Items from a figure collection
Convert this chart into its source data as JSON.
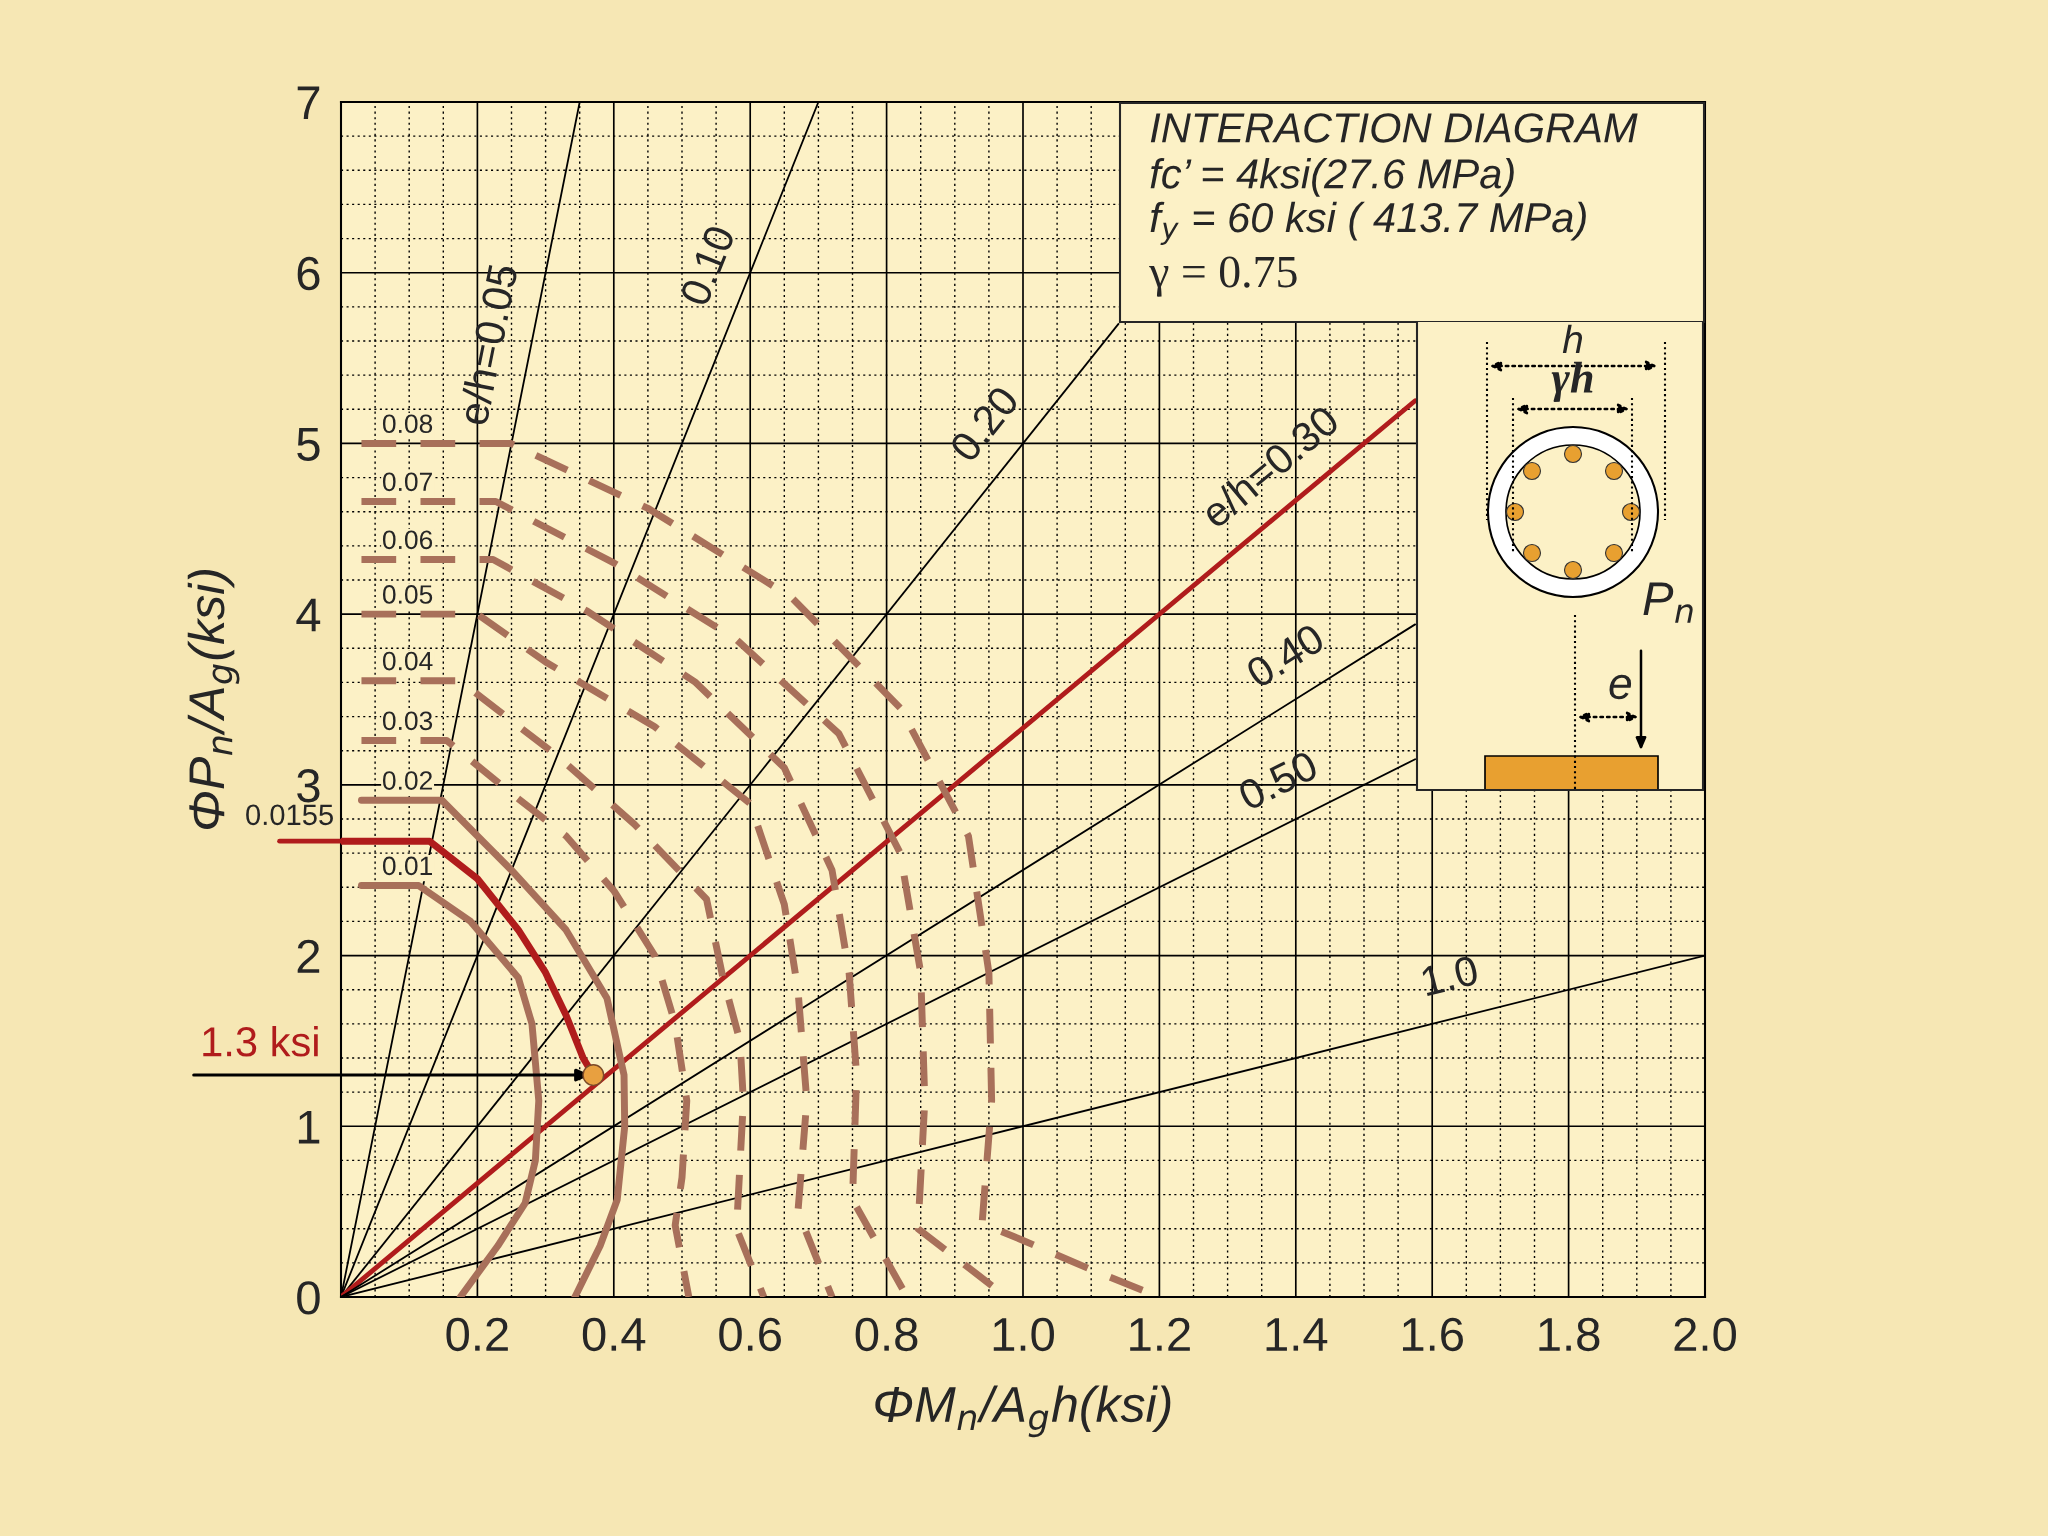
{
  "chart_data": {
    "type": "line",
    "title": "INTERACTION DIAGRAM",
    "xlabel": "ΦM$_{n}$/A$_{g}$h(ksi)",
    "ylabel": "ΦP$_{n}$/A$_{g}$(ksi)",
    "xlim": [
      0,
      2.0
    ],
    "ylim": [
      0,
      7
    ],
    "xticks": [
      0.2,
      0.4,
      0.6,
      0.8,
      {
        "value": 1,
        "label": "1.0"
      },
      1.2,
      1.4,
      1.6,
      1.8,
      {
        "value": 2,
        "label": "2.0"
      }
    ],
    "yticks": [
      0,
      1,
      2,
      3,
      4,
      5,
      6,
      7
    ],
    "grid": true,
    "annotations": [
      "fc’ = 4ksi(27.6 MPa)",
      "f$_{y}$ = 60 ksi ( 413.7 MPa)",
      "γ = 0.75",
      {
        "text": "0.0155",
        "x": 0,
        "y": 2.67
      },
      {
        "text": "1.3 ksi",
        "x": 0.37,
        "y": 1.3
      },
      "h",
      "γh",
      "P$_{n}$",
      "e"
    ],
    "series": [
      {
        "name": "e/h=0.05",
        "color": "#000000",
        "x": [
          0,
          0.35
        ],
        "values": [
          0,
          7
        ]
      },
      {
        "name": "0.10",
        "color": "#000000",
        "x": [
          0,
          0.7
        ],
        "values": [
          0,
          7
        ]
      },
      {
        "name": "0.20",
        "color": "#000000",
        "x": [
          0,
          1.14
        ],
        "values": [
          0,
          5.7
        ]
      },
      {
        "name": "e/h=0.30",
        "color": "#b01c1c",
        "x": [
          0,
          1.575
        ],
        "values": [
          0,
          5.25
        ]
      },
      {
        "name": "0.40",
        "color": "#000000",
        "x": [
          0,
          1.575
        ],
        "values": [
          0,
          3.94
        ]
      },
      {
        "name": "0.50",
        "color": "#000000",
        "x": [
          0,
          1.575
        ],
        "values": [
          0,
          3.15
        ]
      },
      {
        "name": "1.0",
        "color": "#000000",
        "x": [
          0,
          2.0
        ],
        "values": [
          0,
          2.0
        ]
      },
      {
        "name": "0.01",
        "color": "#a8705a",
        "line_style": "solid",
        "x": [
          0.03,
          0.114,
          0.19,
          0.26,
          0.28,
          0.29,
          0.285,
          0.27,
          0.23,
          0.175
        ],
        "values": [
          2.41,
          2.41,
          2.2,
          1.87,
          1.6,
          1.15,
          0.8,
          0.55,
          0.3,
          0
        ]
      },
      {
        "name": "0.02",
        "color": "#a8705a",
        "line_style": "solid",
        "x": [
          0.03,
          0.148,
          0.25,
          0.33,
          0.39,
          0.415,
          0.416,
          0.405,
          0.38,
          0.343
        ],
        "values": [
          2.91,
          2.91,
          2.5,
          2.15,
          1.75,
          1.3,
          1.0,
          0.57,
          0.3,
          0
        ]
      },
      {
        "color": "#b01c1c",
        "line_style": "solid",
        "x": [
          0,
          0.13,
          0.2,
          0.26,
          0.3,
          0.33,
          0.355,
          0.37
        ],
        "values": [
          2.67,
          2.67,
          2.45,
          2.15,
          1.9,
          1.65,
          1.4,
          1.3
        ]
      },
      {
        "name": "0.03",
        "color": "#a8705a",
        "line_style": "dashed",
        "x": [
          0.03,
          0.155,
          0.25,
          0.33,
          0.4,
          0.46,
          0.49,
          0.507,
          0.5,
          0.49,
          0.51
        ],
        "values": [
          3.26,
          3.26,
          2.95,
          2.7,
          2.38,
          2.0,
          1.6,
          1.15,
          0.7,
          0.42,
          0
        ]
      },
      {
        "name": "0.04",
        "color": "#a8705a",
        "line_style": "dashed",
        "x": [
          0.03,
          0.174,
          0.32,
          0.43,
          0.536,
          0.56,
          0.585,
          0.59,
          0.58,
          0.62
        ],
        "values": [
          3.61,
          3.61,
          3.16,
          2.77,
          2.33,
          1.87,
          1.5,
          1.15,
          0.4,
          0
        ]
      },
      {
        "name": "0.05",
        "color": "#a8705a",
        "line_style": "dashed",
        "x": [
          0.03,
          0.2,
          0.3,
          0.46,
          0.6,
          0.65,
          0.67,
          0.683,
          0.67,
          0.72
        ],
        "values": [
          4.0,
          4.0,
          3.72,
          3.34,
          2.89,
          2.3,
          1.8,
          1.15,
          0.5,
          0
        ]
      },
      {
        "name": "0.06",
        "color": "#a8705a",
        "line_style": "dashed",
        "x": [
          0.03,
          0.223,
          0.36,
          0.52,
          0.65,
          0.72,
          0.745,
          0.756,
          0.75,
          0.83
        ],
        "values": [
          4.32,
          4.32,
          4.02,
          3.6,
          3.1,
          2.5,
          1.9,
          1.3,
          0.57,
          0
        ]
      },
      {
        "name": "0.07",
        "color": "#a8705a",
        "line_style": "dashed",
        "x": [
          0.03,
          0.227,
          0.4,
          0.58,
          0.73,
          0.82,
          0.85,
          0.856,
          0.846,
          0.885,
          0.976
        ],
        "values": [
          4.66,
          4.66,
          4.3,
          3.85,
          3.3,
          2.6,
          1.9,
          1.15,
          0.4,
          0.28,
          0
        ]
      },
      {
        "name": "0.08",
        "color": "#a8705a",
        "line_style": "dashed",
        "x": [
          0.03,
          0.249,
          0.45,
          0.66,
          0.82,
          0.92,
          0.95,
          0.954,
          0.94,
          0.995,
          1.1,
          1.2
        ],
        "values": [
          5.0,
          5.0,
          4.62,
          4.1,
          3.45,
          2.7,
          1.9,
          1.15,
          0.43,
          0.34,
          0.16,
          0
        ]
      },
      {
        "type": "scatter",
        "color": "#e8a040",
        "marker": "circle",
        "x": [
          0.37
        ],
        "values": [
          1.3
        ]
      }
    ]
  }
}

Work instructions — Restate the data above exactly, stripping out each image.

Solution for this task —
Convert this chart into its source data as JSON.
{
  "chart_data": {
    "type": "line",
    "title": "INTERACTION DIAGRAM",
    "xlabel": "ΦM$_{n}$/A$_{g}$h(ksi)",
    "ylabel": "ΦP$_{n}$/A$_{g}$(ksi)",
    "xlim": [
      0,
      2.0
    ],
    "ylim": [
      0,
      7
    ],
    "xticks": [
      0.2,
      0.4,
      0.6,
      0.8,
      {
        "value": 1,
        "label": "1.0"
      },
      1.2,
      1.4,
      1.6,
      1.8,
      {
        "value": 2,
        "label": "2.0"
      }
    ],
    "yticks": [
      0,
      1,
      2,
      3,
      4,
      5,
      6,
      7
    ],
    "grid": true,
    "annotations": [
      "fc’ = 4ksi(27.6 MPa)",
      "f$_{y}$ = 60 ksi ( 413.7 MPa)",
      "γ = 0.75",
      {
        "text": "0.0155",
        "x": 0,
        "y": 2.67
      },
      {
        "text": "1.3 ksi",
        "x": 0.37,
        "y": 1.3
      },
      "h",
      "γh",
      "P$_{n}$",
      "e"
    ],
    "series": [
      {
        "name": "e/h=0.05",
        "color": "#000000",
        "x": [
          0,
          0.35
        ],
        "values": [
          0,
          7
        ]
      },
      {
        "name": "0.10",
        "color": "#000000",
        "x": [
          0,
          0.7
        ],
        "values": [
          0,
          7
        ]
      },
      {
        "name": "0.20",
        "color": "#000000",
        "x": [
          0,
          1.14
        ],
        "values": [
          0,
          5.7
        ]
      },
      {
        "name": "e/h=0.30",
        "color": "#b01c1c",
        "x": [
          0,
          1.575
        ],
        "values": [
          0,
          5.25
        ]
      },
      {
        "name": "0.40",
        "color": "#000000",
        "x": [
          0,
          1.575
        ],
        "values": [
          0,
          3.94
        ]
      },
      {
        "name": "0.50",
        "color": "#000000",
        "x": [
          0,
          1.575
        ],
        "values": [
          0,
          3.15
        ]
      },
      {
        "name": "1.0",
        "color": "#000000",
        "x": [
          0,
          2.0
        ],
        "values": [
          0,
          2.0
        ]
      },
      {
        "name": "0.01",
        "color": "#a8705a",
        "line_style": "solid",
        "x": [
          0.03,
          0.114,
          0.19,
          0.26,
          0.28,
          0.29,
          0.285,
          0.27,
          0.23,
          0.175
        ],
        "values": [
          2.41,
          2.41,
          2.2,
          1.87,
          1.6,
          1.15,
          0.8,
          0.55,
          0.3,
          0
        ]
      },
      {
        "name": "0.02",
        "color": "#a8705a",
        "line_style": "solid",
        "x": [
          0.03,
          0.148,
          0.25,
          0.33,
          0.39,
          0.415,
          0.416,
          0.405,
          0.38,
          0.343
        ],
        "values": [
          2.91,
          2.91,
          2.5,
          2.15,
          1.75,
          1.3,
          1.0,
          0.57,
          0.3,
          0
        ]
      },
      {
        "color": "#b01c1c",
        "line_style": "solid",
        "x": [
          0,
          0.13,
          0.2,
          0.26,
          0.3,
          0.33,
          0.355,
          0.37
        ],
        "values": [
          2.67,
          2.67,
          2.45,
          2.15,
          1.9,
          1.65,
          1.4,
          1.3
        ]
      },
      {
        "name": "0.03",
        "color": "#a8705a",
        "line_style": "dashed",
        "x": [
          0.03,
          0.155,
          0.25,
          0.33,
          0.4,
          0.46,
          0.49,
          0.507,
          0.5,
          0.49,
          0.51
        ],
        "values": [
          3.26,
          3.26,
          2.95,
          2.7,
          2.38,
          2.0,
          1.6,
          1.15,
          0.7,
          0.42,
          0
        ]
      },
      {
        "name": "0.04",
        "color": "#a8705a",
        "line_style": "dashed",
        "x": [
          0.03,
          0.174,
          0.32,
          0.43,
          0.536,
          0.56,
          0.585,
          0.59,
          0.58,
          0.62
        ],
        "values": [
          3.61,
          3.61,
          3.16,
          2.77,
          2.33,
          1.87,
          1.5,
          1.15,
          0.4,
          0
        ]
      },
      {
        "name": "0.05",
        "color": "#a8705a",
        "line_style": "dashed",
        "x": [
          0.03,
          0.2,
          0.3,
          0.46,
          0.6,
          0.65,
          0.67,
          0.683,
          0.67,
          0.72
        ],
        "values": [
          4.0,
          4.0,
          3.72,
          3.34,
          2.89,
          2.3,
          1.8,
          1.15,
          0.5,
          0
        ]
      },
      {
        "name": "0.06",
        "color": "#a8705a",
        "line_style": "dashed",
        "x": [
          0.03,
          0.223,
          0.36,
          0.52,
          0.65,
          0.72,
          0.745,
          0.756,
          0.75,
          0.83
        ],
        "values": [
          4.32,
          4.32,
          4.02,
          3.6,
          3.1,
          2.5,
          1.9,
          1.3,
          0.57,
          0
        ]
      },
      {
        "name": "0.07",
        "color": "#a8705a",
        "line_style": "dashed",
        "x": [
          0.03,
          0.227,
          0.4,
          0.58,
          0.73,
          0.82,
          0.85,
          0.856,
          0.846,
          0.885,
          0.976
        ],
        "values": [
          4.66,
          4.66,
          4.3,
          3.85,
          3.3,
          2.6,
          1.9,
          1.15,
          0.4,
          0.28,
          0
        ]
      },
      {
        "name": "0.08",
        "color": "#a8705a",
        "line_style": "dashed",
        "x": [
          0.03,
          0.249,
          0.45,
          0.66,
          0.82,
          0.92,
          0.95,
          0.954,
          0.94,
          0.995,
          1.1,
          1.2
        ],
        "values": [
          5.0,
          5.0,
          4.62,
          4.1,
          3.45,
          2.7,
          1.9,
          1.15,
          0.43,
          0.34,
          0.16,
          0
        ]
      },
      {
        "type": "scatter",
        "color": "#e8a040",
        "marker": "circle",
        "x": [
          0.37
        ],
        "values": [
          1.3
        ]
      }
    ]
  }
}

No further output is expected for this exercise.